What you will do — What is the number of lines in the entries below that include the word "JSON"? Provide the number only.

(Dataset items)

—————

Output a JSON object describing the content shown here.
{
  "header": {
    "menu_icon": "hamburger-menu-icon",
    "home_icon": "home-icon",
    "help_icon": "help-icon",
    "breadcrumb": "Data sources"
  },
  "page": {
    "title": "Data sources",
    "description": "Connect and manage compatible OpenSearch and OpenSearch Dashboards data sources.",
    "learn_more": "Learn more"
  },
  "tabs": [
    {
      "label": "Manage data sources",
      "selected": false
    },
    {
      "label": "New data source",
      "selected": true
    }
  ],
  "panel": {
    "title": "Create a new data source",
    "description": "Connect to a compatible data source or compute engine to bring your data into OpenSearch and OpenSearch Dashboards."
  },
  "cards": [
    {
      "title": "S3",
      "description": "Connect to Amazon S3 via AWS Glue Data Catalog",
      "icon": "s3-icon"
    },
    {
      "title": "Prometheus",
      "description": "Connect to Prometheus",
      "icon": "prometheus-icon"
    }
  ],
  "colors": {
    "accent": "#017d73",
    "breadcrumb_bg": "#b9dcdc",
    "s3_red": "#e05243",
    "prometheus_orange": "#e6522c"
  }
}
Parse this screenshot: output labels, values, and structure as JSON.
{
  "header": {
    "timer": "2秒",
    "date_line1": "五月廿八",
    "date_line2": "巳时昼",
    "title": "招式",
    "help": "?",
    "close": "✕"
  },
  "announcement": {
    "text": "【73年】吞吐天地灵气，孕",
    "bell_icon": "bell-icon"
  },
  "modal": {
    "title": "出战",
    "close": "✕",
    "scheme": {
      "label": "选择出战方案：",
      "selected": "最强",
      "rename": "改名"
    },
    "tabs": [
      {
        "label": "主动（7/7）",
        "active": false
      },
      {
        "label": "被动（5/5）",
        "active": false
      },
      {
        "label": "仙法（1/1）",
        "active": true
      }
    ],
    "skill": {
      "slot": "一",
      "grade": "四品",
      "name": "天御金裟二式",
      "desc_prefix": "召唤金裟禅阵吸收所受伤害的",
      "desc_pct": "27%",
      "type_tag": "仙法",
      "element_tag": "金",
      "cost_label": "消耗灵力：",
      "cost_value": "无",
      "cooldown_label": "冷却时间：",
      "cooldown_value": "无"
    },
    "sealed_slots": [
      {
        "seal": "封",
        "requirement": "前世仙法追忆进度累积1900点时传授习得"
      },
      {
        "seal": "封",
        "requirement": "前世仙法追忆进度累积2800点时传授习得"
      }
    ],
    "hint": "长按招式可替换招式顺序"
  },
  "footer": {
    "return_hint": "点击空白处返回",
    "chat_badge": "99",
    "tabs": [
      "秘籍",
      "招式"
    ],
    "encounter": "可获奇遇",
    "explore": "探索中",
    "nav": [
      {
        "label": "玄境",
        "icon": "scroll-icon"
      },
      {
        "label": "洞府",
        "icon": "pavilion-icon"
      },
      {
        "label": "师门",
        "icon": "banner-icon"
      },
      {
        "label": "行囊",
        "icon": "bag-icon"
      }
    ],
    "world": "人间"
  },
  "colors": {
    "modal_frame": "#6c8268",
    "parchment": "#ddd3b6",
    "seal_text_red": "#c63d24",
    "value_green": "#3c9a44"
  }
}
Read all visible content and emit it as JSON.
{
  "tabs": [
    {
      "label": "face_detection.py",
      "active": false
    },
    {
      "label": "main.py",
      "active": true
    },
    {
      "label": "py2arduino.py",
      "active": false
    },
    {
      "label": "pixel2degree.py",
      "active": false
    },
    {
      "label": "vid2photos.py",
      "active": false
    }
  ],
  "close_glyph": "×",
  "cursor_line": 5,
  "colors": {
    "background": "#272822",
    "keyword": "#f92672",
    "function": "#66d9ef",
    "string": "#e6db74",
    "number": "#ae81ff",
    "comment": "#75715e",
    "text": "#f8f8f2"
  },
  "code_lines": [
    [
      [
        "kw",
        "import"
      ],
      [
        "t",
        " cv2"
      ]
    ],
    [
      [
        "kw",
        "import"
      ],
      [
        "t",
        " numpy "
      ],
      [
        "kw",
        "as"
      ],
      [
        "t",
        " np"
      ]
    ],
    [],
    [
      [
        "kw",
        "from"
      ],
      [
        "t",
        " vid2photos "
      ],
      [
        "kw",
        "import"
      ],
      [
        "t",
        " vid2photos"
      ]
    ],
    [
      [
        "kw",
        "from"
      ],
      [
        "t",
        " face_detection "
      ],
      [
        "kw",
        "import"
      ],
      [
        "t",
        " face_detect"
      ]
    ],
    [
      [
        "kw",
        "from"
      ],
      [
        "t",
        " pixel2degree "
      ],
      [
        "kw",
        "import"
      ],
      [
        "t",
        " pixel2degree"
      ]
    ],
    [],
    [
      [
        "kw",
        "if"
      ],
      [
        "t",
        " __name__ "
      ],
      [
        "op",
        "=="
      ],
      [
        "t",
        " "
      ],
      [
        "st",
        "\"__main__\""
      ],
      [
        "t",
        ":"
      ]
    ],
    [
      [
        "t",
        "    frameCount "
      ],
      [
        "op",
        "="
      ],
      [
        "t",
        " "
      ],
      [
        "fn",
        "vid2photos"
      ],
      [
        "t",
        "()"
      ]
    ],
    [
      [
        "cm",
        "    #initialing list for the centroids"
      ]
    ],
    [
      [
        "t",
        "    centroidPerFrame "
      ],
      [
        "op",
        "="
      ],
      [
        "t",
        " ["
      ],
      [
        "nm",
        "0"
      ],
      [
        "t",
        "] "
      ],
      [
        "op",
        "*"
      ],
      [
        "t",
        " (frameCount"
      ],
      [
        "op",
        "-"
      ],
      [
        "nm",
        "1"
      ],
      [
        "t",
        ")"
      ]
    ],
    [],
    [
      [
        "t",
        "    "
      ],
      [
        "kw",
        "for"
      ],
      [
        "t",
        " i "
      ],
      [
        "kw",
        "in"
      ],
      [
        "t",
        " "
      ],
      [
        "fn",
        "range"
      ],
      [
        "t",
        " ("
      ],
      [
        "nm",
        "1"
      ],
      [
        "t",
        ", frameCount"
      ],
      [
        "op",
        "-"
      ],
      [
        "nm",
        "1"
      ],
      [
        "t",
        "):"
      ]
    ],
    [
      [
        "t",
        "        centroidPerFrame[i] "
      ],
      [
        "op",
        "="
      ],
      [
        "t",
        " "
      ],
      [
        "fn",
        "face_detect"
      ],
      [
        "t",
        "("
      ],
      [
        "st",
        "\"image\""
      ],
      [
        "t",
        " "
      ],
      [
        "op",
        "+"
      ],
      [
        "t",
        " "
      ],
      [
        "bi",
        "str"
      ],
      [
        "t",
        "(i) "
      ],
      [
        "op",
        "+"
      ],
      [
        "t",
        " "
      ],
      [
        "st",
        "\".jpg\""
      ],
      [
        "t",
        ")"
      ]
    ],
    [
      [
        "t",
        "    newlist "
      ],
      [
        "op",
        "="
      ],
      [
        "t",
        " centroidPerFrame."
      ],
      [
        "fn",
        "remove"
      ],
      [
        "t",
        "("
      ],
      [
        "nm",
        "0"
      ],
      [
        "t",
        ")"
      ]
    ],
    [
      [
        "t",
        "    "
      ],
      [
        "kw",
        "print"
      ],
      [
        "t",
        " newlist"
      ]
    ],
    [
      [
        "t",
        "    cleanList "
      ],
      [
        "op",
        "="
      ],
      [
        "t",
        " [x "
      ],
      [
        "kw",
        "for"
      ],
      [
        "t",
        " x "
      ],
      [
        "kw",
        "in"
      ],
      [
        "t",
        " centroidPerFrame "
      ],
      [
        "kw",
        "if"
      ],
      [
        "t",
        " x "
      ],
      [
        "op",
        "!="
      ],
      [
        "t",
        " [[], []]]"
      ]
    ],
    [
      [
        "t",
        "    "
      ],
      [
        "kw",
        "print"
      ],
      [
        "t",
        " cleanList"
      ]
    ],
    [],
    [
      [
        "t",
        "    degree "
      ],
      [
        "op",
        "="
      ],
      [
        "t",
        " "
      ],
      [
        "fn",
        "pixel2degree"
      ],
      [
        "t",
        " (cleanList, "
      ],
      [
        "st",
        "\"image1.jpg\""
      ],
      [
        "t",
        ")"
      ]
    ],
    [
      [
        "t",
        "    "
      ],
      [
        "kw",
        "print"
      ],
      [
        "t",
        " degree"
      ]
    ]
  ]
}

—————

Answer below — 3